> What the exercise asks:
Output all of the entries exactly as written.

++++ Supplied data ++++

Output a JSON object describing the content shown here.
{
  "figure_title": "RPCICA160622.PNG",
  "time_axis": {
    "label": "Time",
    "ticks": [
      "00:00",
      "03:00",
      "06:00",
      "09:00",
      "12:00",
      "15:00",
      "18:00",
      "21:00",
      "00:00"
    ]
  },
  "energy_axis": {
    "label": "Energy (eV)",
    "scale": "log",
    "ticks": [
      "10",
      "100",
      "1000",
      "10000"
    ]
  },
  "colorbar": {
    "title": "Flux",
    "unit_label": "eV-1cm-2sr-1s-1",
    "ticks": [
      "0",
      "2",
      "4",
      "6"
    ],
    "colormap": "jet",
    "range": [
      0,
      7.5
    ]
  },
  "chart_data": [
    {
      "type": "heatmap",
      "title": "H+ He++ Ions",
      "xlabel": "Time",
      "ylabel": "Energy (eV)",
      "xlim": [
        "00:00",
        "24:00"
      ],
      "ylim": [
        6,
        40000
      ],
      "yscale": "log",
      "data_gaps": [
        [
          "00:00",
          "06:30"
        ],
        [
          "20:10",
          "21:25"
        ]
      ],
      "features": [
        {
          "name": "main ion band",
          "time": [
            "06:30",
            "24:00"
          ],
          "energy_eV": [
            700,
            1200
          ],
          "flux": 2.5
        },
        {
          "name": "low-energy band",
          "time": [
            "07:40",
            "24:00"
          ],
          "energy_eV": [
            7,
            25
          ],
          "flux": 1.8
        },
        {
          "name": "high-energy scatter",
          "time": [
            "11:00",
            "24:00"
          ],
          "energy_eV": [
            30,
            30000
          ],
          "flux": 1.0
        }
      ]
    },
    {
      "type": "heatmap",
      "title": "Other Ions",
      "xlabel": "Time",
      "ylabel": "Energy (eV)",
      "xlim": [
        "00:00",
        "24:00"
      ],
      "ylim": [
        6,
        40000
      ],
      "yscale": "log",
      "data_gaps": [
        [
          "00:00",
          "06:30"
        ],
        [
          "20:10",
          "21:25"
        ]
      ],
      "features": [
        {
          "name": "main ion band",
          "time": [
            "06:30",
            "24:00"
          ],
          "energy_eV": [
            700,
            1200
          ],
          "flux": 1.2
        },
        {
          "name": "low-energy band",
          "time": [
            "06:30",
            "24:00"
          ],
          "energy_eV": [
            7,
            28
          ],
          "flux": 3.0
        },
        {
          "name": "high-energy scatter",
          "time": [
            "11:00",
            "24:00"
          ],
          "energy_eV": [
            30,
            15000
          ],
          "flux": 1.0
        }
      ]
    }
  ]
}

++++

> Answer in full:
Output a JSON object describing the content shown here.
{
  "figure_title": "RPCICA160622.PNG",
  "time_axis": {
    "label": "Time",
    "ticks": [
      "00:00",
      "03:00",
      "06:00",
      "09:00",
      "12:00",
      "15:00",
      "18:00",
      "21:00",
      "00:00"
    ]
  },
  "energy_axis": {
    "label": "Energy (eV)",
    "scale": "log",
    "ticks": [
      "10",
      "100",
      "1000",
      "10000"
    ]
  },
  "colorbar": {
    "title": "Flux",
    "unit_label": "eV-1cm-2sr-1s-1",
    "ticks": [
      "0",
      "2",
      "4",
      "6"
    ],
    "colormap": "jet",
    "range": [
      0,
      7.5
    ]
  },
  "chart_data": [
    {
      "type": "heatmap",
      "title": "H+ He++ Ions",
      "xlabel": "Time",
      "ylabel": "Energy (eV)",
      "xlim": [
        "00:00",
        "24:00"
      ],
      "ylim": [
        6,
        40000
      ],
      "yscale": "log",
      "data_gaps": [
        [
          "00:00",
          "06:30"
        ],
        [
          "20:10",
          "21:25"
        ]
      ],
      "features": [
        {
          "name": "main ion band",
          "time": [
            "06:30",
            "24:00"
          ],
          "energy_eV": [
            700,
            1200
          ],
          "flux": 2.5
        },
        {
          "name": "low-energy band",
          "time": [
            "07:40",
            "24:00"
          ],
          "energy_eV": [
            7,
            25
          ],
          "flux": 1.8
        },
        {
          "name": "high-energy scatter",
          "time": [
            "11:00",
            "24:00"
          ],
          "energy_eV": [
            30,
            30000
          ],
          "flux": 1.0
        }
      ]
    },
    {
      "type": "heatmap",
      "title": "Other Ions",
      "xlabel": "Time",
      "ylabel": "Energy (eV)",
      "xlim": [
        "00:00",
        "24:00"
      ],
      "ylim": [
        6,
        40000
      ],
      "yscale": "log",
      "data_gaps": [
        [
          "00:00",
          "06:30"
        ],
        [
          "20:10",
          "21:25"
        ]
      ],
      "features": [
        {
          "name": "main ion band",
          "time": [
            "06:30",
            "24:00"
          ],
          "energy_eV": [
            700,
            1200
          ],
          "flux": 1.2
        },
        {
          "name": "low-energy band",
          "time": [
            "06:30",
            "24:00"
          ],
          "energy_eV": [
            7,
            28
          ],
          "flux": 3.0
        },
        {
          "name": "high-energy scatter",
          "time": [
            "11:00",
            "24:00"
          ],
          "energy_eV": [
            30,
            15000
          ],
          "flux": 1.0
        }
      ]
    }
  ]
}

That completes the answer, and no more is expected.